BEGIN Listing

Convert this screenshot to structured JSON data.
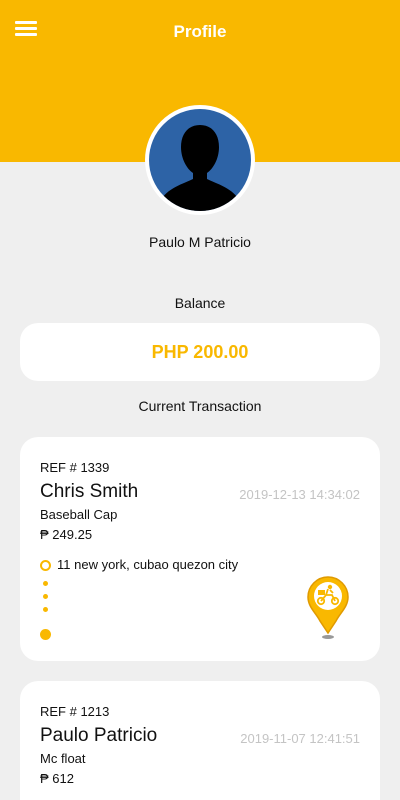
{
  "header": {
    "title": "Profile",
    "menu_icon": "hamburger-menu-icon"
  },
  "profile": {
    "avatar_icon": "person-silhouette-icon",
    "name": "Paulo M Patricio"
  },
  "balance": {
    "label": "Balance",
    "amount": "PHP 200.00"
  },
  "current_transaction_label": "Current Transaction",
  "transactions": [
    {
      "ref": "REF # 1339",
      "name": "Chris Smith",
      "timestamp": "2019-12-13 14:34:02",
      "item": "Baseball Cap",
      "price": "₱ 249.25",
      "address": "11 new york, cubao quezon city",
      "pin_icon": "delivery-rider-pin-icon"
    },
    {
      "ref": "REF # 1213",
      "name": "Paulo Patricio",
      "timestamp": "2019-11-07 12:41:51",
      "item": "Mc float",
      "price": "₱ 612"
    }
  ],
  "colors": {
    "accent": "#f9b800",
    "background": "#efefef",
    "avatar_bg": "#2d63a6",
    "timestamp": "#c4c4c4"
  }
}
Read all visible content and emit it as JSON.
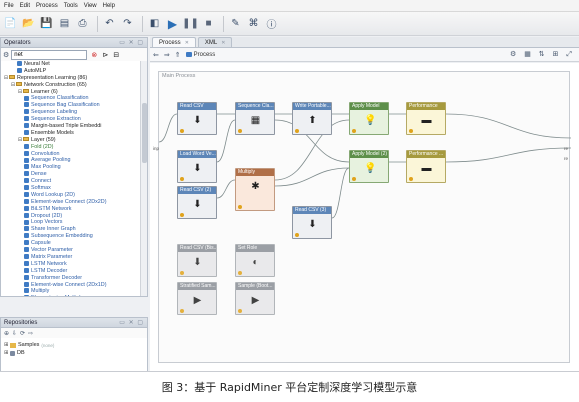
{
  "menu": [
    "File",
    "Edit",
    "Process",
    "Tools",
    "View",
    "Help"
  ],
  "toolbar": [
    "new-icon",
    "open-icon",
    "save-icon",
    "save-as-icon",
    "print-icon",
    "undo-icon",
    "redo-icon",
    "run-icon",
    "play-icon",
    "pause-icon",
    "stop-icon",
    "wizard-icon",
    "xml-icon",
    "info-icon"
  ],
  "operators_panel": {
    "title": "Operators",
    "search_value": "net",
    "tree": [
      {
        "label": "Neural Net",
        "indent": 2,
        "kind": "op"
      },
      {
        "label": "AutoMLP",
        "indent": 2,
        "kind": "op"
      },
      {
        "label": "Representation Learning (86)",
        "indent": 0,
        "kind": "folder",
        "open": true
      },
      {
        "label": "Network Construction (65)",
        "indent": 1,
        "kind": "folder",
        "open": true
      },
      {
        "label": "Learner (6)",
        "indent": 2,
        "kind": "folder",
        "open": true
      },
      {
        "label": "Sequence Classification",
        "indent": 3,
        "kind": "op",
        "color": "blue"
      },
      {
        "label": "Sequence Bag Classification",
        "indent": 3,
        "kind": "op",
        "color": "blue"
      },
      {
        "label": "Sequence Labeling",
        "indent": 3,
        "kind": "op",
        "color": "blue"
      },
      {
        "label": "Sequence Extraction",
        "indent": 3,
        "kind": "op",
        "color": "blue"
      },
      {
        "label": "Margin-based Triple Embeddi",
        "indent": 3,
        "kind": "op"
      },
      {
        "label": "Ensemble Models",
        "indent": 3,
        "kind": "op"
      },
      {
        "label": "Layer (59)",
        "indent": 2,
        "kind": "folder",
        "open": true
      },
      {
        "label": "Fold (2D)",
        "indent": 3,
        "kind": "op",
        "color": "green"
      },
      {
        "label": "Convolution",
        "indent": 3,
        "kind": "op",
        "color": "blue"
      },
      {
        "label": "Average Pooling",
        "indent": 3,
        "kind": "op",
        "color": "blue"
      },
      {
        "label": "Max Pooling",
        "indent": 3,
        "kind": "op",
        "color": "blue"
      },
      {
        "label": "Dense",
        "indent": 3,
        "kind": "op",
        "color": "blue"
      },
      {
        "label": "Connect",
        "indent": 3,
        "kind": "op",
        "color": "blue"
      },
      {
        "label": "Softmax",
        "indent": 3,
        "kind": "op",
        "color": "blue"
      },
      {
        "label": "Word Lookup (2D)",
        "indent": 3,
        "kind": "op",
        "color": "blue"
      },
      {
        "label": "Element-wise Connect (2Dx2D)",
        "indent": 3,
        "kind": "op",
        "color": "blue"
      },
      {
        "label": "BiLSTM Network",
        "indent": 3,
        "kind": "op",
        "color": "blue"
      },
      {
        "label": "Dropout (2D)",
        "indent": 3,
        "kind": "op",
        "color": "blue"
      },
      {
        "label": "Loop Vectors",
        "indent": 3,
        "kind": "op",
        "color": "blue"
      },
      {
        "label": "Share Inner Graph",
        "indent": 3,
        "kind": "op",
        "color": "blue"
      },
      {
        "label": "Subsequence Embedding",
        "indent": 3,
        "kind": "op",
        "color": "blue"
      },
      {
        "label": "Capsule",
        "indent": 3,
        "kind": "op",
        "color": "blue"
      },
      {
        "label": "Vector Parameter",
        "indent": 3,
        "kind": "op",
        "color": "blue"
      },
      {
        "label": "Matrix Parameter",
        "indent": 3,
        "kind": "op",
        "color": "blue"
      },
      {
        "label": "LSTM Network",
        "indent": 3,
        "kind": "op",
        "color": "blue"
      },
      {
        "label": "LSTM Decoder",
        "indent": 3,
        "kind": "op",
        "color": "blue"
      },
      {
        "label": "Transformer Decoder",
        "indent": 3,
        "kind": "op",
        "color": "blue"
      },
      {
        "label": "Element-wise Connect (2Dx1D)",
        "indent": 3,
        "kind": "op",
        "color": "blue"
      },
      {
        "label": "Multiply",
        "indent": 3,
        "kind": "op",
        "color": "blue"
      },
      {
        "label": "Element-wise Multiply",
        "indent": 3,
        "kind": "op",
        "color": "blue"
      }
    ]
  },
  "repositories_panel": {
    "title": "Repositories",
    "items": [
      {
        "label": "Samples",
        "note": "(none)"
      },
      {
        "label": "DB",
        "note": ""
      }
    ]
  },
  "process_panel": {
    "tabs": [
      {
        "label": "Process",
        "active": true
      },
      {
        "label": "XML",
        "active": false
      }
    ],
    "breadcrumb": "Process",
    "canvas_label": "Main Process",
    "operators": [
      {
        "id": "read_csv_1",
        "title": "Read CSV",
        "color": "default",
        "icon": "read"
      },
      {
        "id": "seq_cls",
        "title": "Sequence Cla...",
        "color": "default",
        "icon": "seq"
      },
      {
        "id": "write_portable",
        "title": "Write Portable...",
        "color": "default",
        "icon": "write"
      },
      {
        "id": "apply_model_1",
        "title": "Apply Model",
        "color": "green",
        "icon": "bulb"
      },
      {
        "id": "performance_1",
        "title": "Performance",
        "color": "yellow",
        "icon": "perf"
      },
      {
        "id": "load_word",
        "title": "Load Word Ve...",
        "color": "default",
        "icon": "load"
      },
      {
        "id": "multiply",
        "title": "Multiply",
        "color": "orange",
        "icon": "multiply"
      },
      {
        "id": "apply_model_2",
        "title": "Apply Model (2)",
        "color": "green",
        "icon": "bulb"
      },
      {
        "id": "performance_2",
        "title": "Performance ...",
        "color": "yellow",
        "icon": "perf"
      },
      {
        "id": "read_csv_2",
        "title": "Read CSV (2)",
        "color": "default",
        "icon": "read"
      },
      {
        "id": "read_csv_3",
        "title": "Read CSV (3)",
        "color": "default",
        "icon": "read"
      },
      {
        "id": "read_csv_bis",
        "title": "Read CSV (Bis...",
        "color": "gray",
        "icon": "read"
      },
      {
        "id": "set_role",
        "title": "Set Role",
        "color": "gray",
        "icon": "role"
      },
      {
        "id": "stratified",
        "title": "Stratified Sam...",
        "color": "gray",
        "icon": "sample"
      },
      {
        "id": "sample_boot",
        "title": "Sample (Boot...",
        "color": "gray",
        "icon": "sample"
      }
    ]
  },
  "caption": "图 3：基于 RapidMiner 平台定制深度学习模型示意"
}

END Listing
BEGIN Listing

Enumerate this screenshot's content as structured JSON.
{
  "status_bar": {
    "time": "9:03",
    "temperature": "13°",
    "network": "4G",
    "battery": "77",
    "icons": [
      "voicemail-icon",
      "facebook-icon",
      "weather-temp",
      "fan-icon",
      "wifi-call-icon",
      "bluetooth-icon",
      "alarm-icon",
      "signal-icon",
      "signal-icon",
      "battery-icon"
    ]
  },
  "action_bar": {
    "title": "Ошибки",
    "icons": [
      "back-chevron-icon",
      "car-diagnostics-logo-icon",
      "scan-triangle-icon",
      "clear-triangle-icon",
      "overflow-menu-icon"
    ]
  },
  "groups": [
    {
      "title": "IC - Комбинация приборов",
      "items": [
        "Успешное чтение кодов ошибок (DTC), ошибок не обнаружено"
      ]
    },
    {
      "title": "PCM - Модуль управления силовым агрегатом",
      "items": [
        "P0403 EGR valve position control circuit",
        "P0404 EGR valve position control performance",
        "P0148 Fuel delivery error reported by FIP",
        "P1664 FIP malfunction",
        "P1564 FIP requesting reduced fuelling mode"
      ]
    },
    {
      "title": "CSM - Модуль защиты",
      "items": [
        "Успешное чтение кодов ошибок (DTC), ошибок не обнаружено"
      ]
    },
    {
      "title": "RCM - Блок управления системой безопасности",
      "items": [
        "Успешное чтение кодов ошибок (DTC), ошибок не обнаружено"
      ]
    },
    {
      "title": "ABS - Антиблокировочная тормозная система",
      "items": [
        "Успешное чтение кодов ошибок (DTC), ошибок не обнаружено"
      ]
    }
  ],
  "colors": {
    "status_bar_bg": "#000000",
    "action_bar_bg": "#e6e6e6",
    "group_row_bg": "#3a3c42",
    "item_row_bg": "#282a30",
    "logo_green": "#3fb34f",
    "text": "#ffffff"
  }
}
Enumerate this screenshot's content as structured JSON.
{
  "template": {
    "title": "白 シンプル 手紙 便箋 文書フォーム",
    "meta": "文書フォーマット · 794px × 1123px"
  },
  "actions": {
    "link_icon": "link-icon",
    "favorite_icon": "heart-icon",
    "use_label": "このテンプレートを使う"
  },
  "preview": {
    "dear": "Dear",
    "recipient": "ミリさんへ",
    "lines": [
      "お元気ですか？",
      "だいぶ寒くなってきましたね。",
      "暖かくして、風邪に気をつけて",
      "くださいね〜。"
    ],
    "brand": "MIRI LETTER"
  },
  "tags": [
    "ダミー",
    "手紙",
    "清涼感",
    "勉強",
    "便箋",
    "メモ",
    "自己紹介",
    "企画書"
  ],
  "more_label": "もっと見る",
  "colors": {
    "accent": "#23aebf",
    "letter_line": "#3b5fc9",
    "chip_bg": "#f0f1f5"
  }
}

END Listing
BEGIN Listing

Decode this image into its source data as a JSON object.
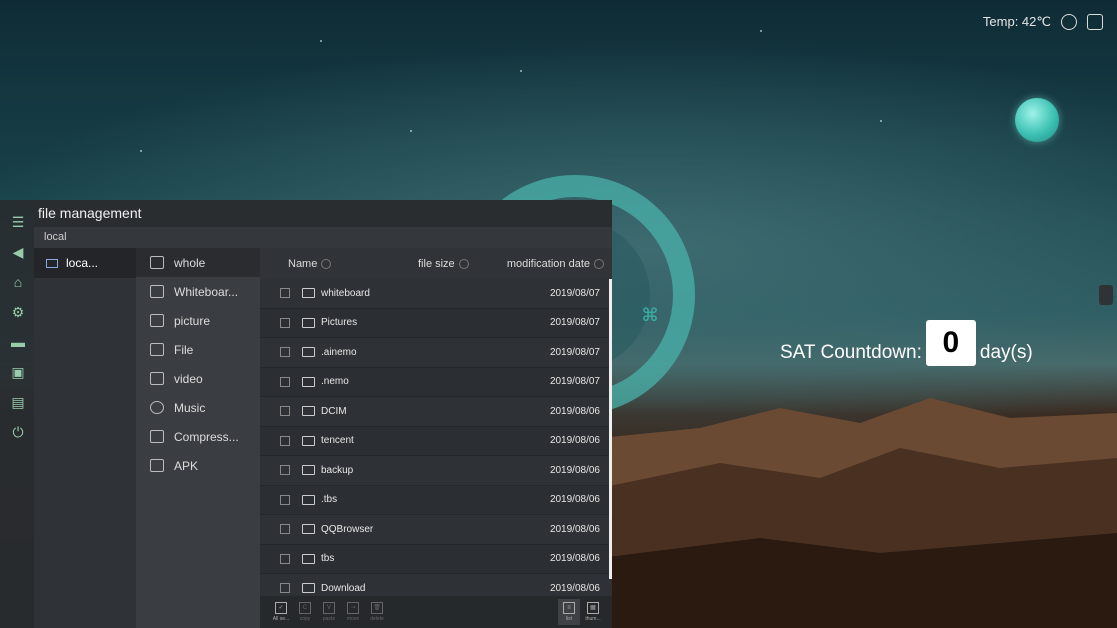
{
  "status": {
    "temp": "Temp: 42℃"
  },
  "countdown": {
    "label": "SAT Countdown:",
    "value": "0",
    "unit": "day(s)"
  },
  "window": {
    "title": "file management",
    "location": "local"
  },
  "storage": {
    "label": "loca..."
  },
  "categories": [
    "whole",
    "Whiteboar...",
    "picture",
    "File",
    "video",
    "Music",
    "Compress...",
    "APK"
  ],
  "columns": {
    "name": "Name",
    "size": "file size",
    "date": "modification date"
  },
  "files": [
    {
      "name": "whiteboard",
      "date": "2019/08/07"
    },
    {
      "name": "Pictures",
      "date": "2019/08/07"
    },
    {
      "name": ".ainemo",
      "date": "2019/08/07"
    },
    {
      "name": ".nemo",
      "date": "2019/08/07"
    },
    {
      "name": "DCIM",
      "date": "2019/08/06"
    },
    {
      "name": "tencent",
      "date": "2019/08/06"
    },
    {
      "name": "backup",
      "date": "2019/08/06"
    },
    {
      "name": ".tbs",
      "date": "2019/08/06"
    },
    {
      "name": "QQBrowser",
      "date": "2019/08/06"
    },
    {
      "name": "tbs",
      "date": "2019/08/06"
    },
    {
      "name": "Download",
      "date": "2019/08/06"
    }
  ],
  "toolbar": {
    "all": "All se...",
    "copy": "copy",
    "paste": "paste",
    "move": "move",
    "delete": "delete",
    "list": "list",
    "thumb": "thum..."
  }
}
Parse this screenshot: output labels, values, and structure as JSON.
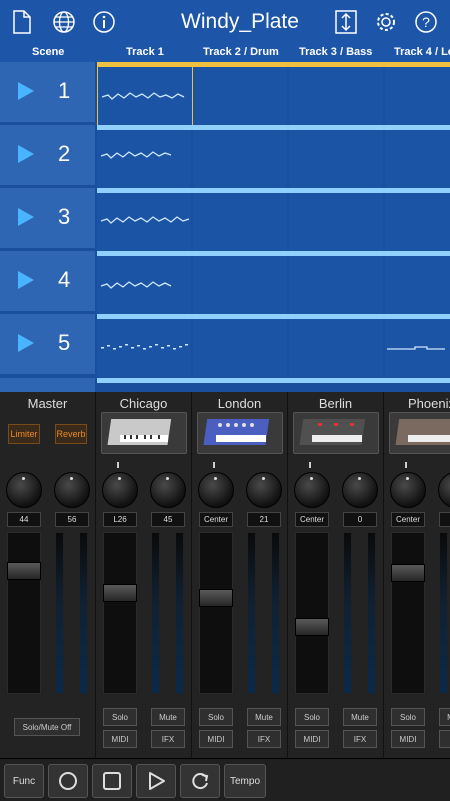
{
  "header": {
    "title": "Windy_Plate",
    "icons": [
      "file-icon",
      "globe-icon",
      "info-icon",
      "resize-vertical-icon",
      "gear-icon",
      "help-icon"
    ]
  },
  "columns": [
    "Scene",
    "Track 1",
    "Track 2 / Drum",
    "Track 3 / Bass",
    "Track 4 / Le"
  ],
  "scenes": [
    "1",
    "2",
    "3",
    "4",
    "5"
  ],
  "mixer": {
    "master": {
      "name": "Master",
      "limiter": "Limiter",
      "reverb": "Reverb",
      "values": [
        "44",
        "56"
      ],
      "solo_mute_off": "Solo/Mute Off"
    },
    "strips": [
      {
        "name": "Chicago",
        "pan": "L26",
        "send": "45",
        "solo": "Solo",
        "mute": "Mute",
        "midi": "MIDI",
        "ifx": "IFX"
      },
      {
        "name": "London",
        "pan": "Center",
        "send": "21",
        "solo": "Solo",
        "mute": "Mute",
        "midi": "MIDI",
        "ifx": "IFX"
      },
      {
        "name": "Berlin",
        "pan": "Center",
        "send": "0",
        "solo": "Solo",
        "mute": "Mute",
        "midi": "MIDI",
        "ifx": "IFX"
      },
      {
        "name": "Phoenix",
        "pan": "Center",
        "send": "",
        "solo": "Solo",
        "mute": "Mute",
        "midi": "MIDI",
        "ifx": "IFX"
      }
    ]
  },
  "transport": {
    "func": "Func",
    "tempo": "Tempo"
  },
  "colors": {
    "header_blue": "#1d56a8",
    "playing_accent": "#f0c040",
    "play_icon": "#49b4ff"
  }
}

END Listing

_Problem to work on_
All lines that include "Patricio" are to be gathered and copied.

_Finished task_
    "name": "Paulo M Patricio"
      "name": "Paulo Patricio",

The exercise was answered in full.